● **What is required**
What is the number of lines in the entries below that include the word "this"? Provide the number only.

● **Data shown**
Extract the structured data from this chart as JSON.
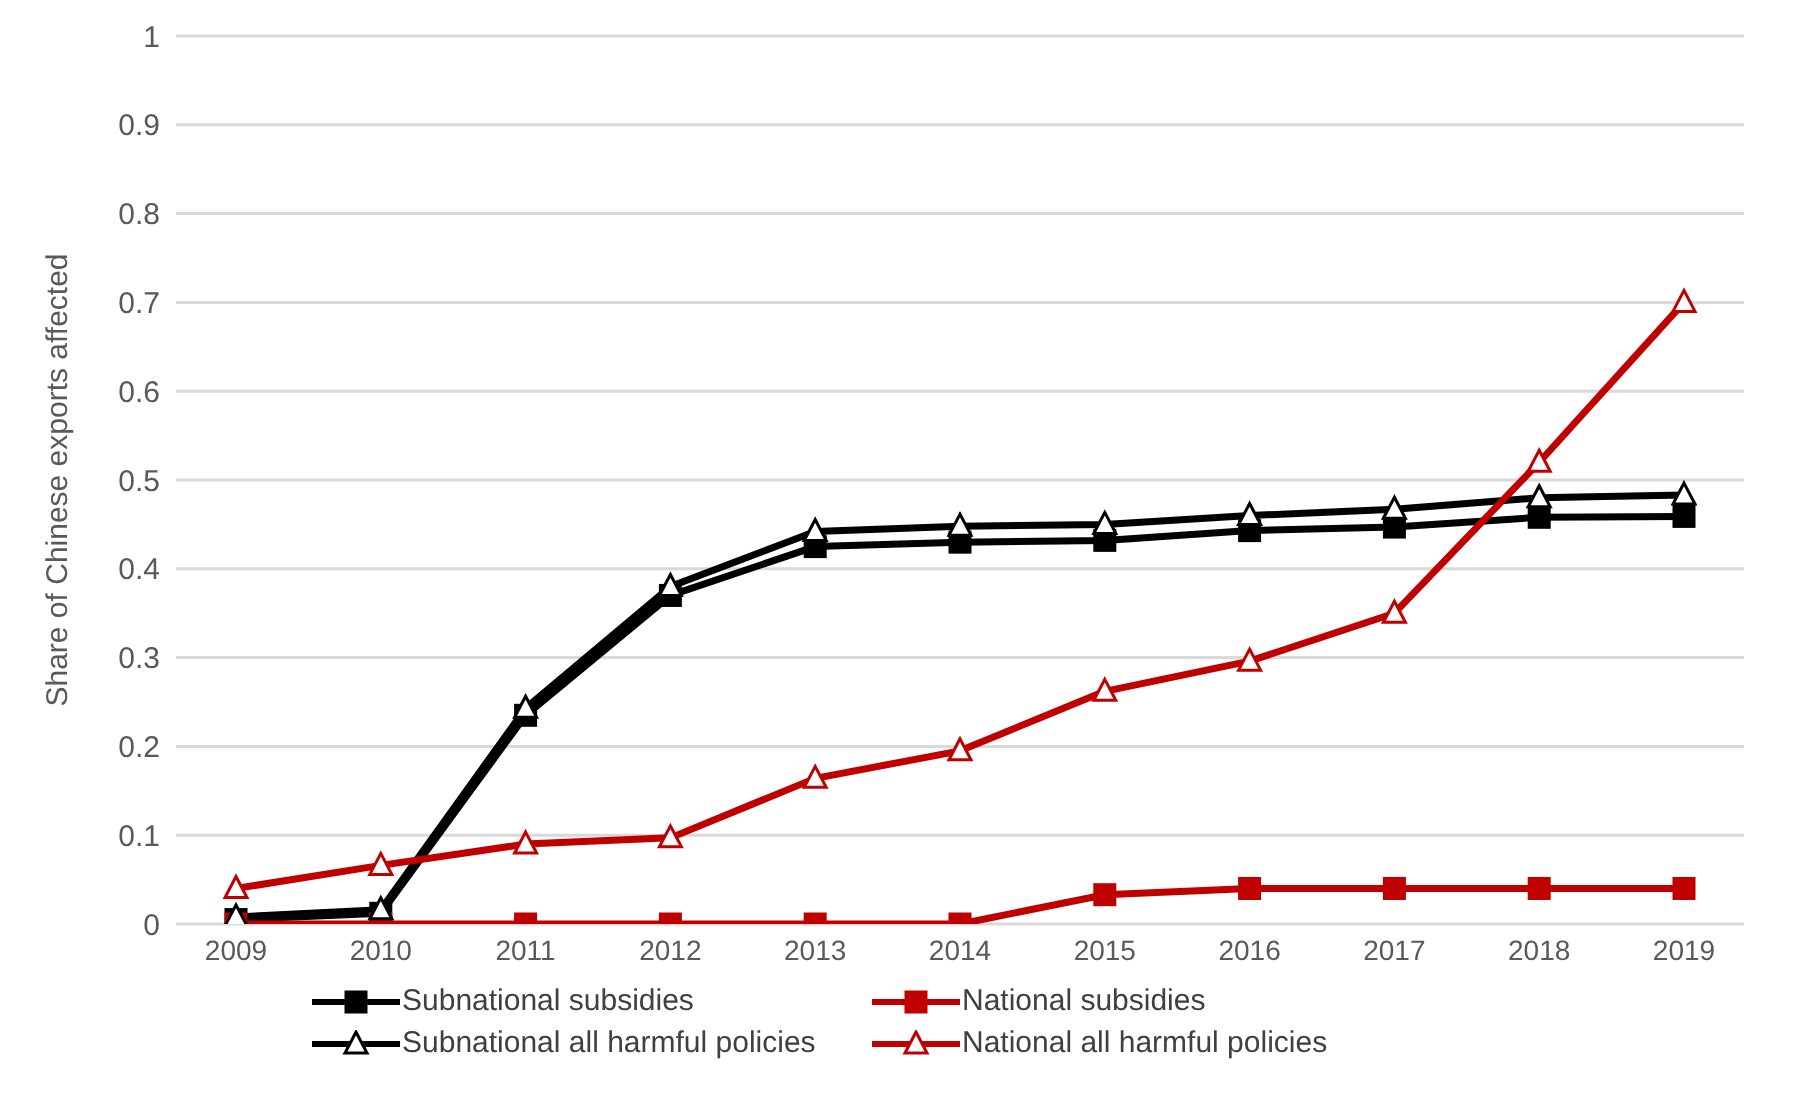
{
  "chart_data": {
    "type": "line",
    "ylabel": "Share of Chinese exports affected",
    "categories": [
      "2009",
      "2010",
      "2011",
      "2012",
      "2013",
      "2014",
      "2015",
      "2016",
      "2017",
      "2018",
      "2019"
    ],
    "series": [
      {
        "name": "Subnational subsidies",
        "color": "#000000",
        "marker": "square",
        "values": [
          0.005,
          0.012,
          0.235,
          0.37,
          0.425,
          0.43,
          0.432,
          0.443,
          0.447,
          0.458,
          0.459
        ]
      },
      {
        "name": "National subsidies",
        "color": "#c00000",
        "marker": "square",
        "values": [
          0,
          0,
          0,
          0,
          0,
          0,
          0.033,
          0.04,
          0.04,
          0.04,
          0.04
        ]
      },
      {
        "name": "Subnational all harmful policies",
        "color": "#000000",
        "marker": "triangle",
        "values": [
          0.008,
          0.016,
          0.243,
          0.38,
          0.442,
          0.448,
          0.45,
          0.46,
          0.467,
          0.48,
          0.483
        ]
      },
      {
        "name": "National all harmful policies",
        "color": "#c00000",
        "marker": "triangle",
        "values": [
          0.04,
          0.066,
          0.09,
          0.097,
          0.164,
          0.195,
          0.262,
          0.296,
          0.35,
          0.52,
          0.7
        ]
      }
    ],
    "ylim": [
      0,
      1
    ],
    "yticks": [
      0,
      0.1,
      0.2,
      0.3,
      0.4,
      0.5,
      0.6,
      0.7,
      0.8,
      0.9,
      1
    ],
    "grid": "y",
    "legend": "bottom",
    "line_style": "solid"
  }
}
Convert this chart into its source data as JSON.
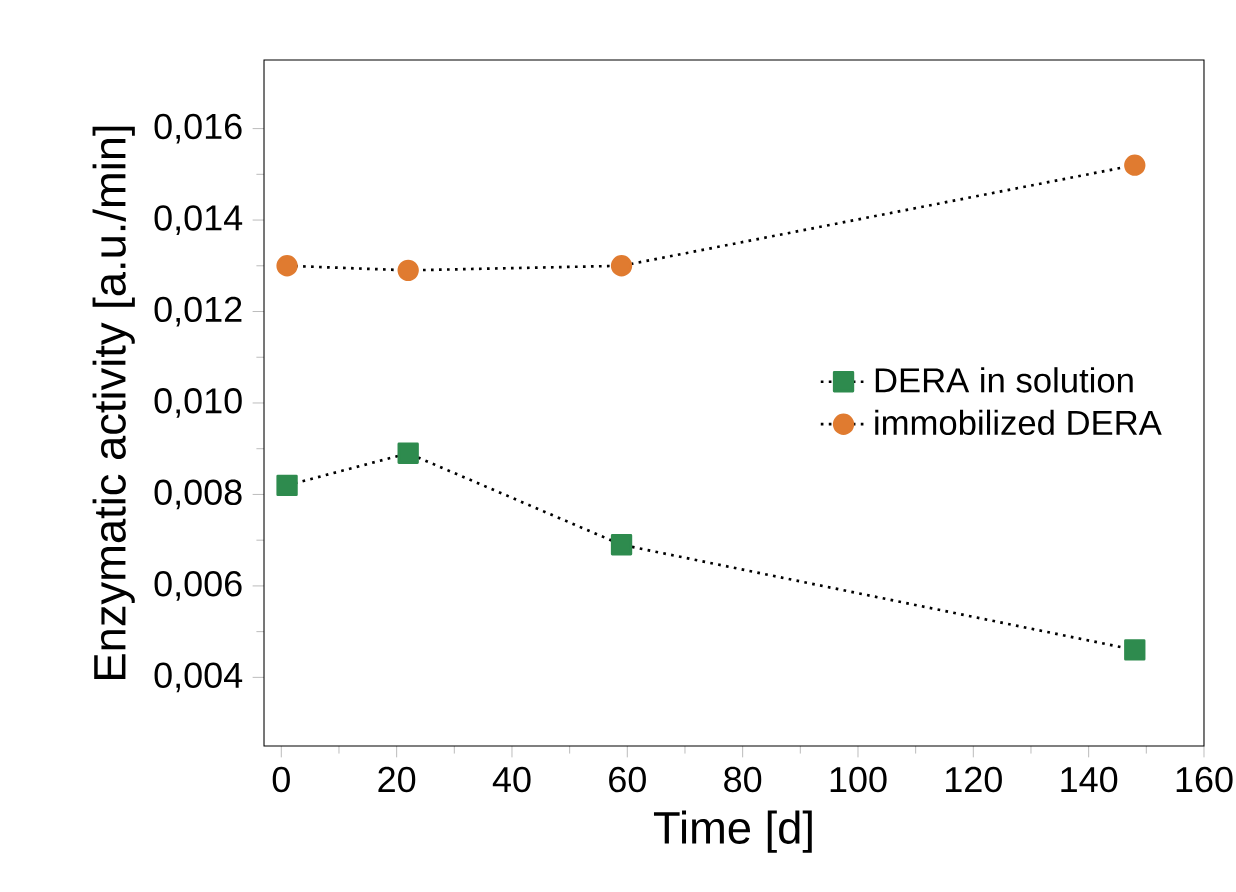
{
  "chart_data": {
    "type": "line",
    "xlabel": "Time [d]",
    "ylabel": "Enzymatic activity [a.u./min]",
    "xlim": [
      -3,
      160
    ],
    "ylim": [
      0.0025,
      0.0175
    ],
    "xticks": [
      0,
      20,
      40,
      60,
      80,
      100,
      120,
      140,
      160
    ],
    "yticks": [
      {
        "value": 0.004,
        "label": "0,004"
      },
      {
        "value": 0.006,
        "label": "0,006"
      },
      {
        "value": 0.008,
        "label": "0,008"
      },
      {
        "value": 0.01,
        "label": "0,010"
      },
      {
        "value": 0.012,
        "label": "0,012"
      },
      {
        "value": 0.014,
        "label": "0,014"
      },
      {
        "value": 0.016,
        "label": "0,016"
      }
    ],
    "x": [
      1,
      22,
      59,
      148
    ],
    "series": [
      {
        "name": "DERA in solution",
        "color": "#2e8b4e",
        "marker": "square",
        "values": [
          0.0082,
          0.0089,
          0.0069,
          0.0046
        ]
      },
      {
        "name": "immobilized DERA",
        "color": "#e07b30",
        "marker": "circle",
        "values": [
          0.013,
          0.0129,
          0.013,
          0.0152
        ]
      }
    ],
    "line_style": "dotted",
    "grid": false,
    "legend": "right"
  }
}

* * *

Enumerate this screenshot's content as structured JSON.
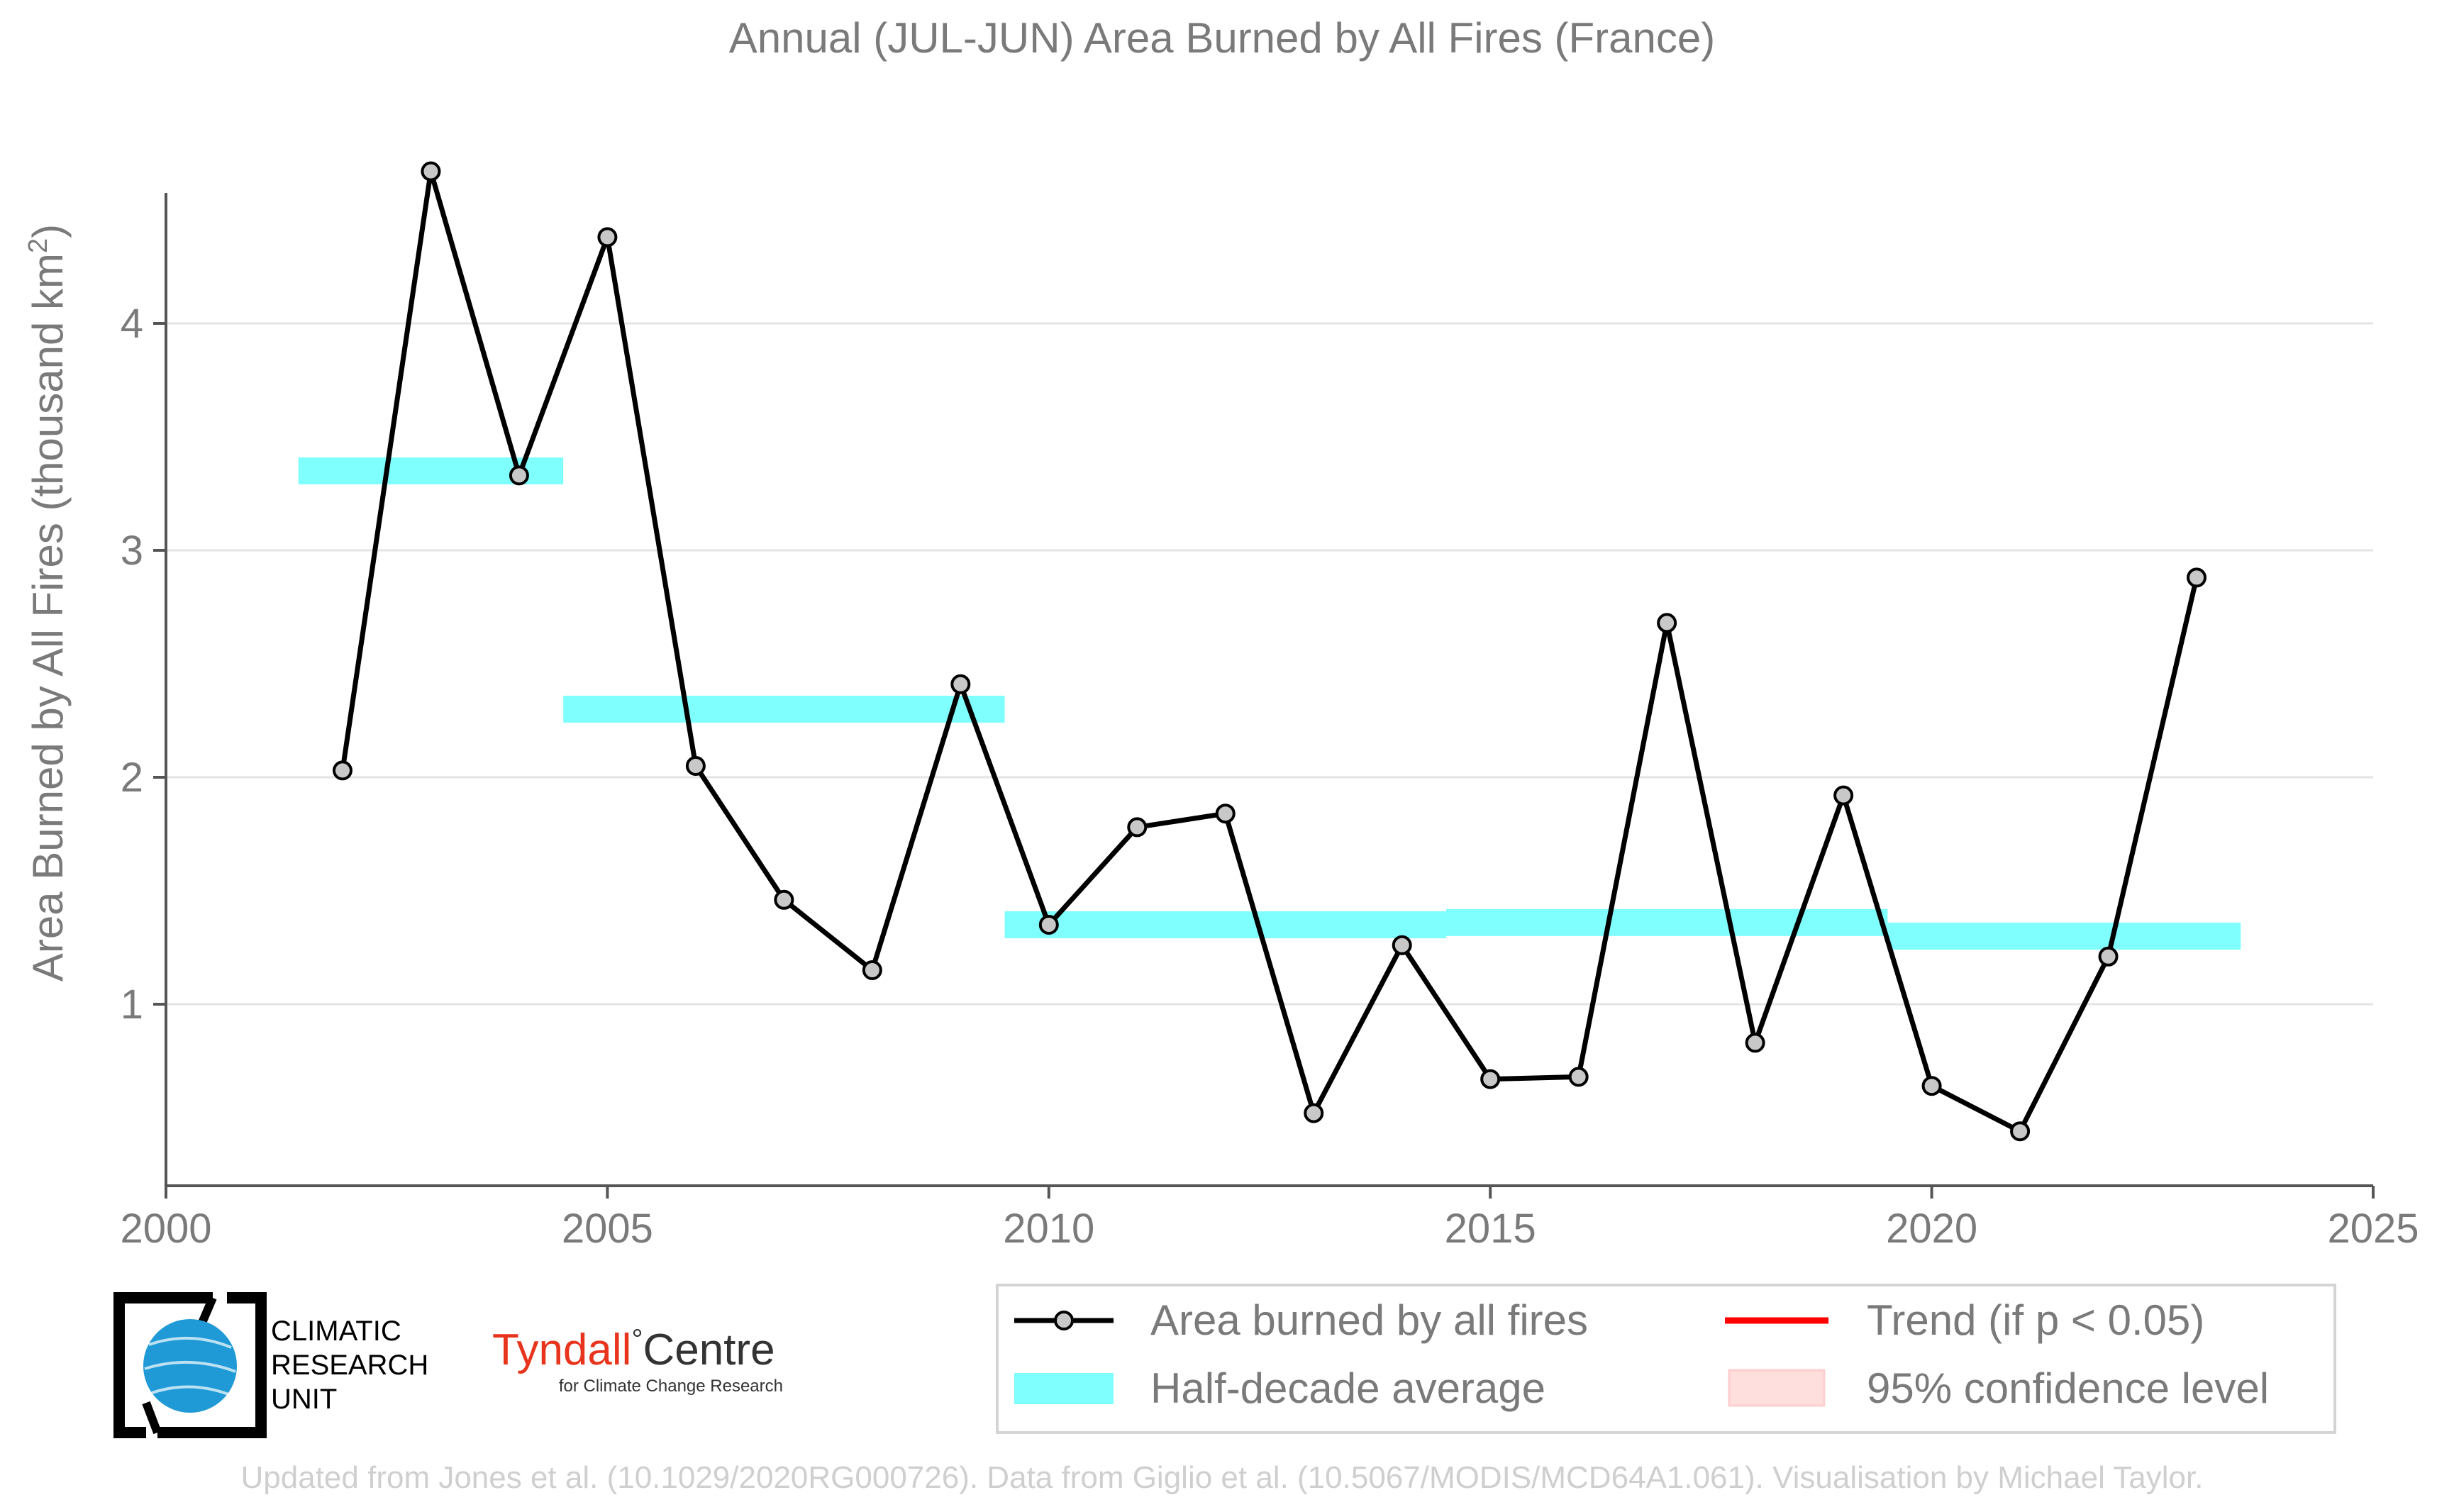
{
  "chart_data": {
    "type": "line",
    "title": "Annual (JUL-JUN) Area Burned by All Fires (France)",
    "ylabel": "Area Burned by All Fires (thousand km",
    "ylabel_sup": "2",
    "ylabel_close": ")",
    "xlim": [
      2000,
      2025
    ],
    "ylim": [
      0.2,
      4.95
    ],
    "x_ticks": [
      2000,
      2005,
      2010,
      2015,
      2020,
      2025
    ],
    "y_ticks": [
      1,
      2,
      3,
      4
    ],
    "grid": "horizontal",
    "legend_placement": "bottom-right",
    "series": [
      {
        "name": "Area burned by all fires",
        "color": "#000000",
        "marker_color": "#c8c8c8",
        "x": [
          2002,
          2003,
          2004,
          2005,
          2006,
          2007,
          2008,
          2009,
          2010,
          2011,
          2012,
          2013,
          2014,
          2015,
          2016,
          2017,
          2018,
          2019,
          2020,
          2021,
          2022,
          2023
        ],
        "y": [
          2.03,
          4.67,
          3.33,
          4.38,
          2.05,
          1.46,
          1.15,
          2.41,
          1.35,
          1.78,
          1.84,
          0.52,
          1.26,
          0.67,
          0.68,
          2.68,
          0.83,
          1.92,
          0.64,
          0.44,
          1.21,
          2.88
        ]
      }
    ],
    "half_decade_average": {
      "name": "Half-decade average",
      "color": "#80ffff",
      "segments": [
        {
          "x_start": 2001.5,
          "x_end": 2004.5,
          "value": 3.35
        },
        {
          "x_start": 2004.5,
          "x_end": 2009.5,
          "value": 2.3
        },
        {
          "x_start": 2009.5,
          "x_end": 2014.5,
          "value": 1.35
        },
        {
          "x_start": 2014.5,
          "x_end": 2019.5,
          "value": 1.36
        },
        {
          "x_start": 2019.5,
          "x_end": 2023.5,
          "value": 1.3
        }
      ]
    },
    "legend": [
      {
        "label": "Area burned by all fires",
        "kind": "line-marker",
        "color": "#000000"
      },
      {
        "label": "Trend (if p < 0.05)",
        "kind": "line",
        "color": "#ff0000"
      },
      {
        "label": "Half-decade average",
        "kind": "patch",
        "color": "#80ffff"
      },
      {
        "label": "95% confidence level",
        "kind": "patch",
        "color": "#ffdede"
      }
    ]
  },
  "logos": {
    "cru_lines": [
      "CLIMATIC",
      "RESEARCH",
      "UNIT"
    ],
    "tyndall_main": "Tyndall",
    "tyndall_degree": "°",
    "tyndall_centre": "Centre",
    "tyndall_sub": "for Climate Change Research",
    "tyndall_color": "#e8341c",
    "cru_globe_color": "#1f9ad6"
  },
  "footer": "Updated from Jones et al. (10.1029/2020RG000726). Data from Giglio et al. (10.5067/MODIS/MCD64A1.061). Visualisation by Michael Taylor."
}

...

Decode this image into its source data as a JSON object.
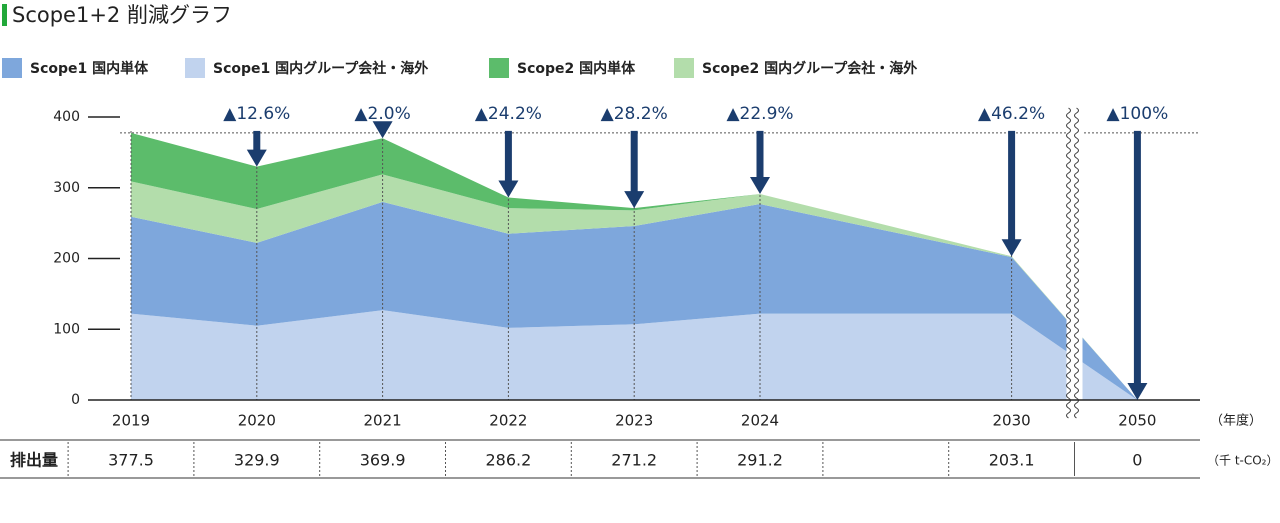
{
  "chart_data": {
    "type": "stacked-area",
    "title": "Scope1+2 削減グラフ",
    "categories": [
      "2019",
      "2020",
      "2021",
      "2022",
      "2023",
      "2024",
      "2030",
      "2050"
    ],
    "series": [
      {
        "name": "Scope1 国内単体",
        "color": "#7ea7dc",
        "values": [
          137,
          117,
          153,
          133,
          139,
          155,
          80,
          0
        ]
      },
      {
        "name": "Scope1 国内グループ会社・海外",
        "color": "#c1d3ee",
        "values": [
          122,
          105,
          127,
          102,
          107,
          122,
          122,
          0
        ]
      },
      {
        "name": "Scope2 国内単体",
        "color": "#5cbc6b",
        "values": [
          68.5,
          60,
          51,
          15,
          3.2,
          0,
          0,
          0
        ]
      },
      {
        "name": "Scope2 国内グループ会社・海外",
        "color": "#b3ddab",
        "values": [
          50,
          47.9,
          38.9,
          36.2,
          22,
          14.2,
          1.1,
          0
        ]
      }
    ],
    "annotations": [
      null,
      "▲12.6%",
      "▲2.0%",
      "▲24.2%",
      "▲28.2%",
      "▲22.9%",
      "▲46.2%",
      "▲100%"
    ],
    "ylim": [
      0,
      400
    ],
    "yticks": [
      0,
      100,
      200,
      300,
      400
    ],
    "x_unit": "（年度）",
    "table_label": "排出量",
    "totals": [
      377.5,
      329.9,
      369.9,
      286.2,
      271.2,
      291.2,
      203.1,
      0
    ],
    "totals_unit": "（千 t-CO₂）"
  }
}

● **Result**
4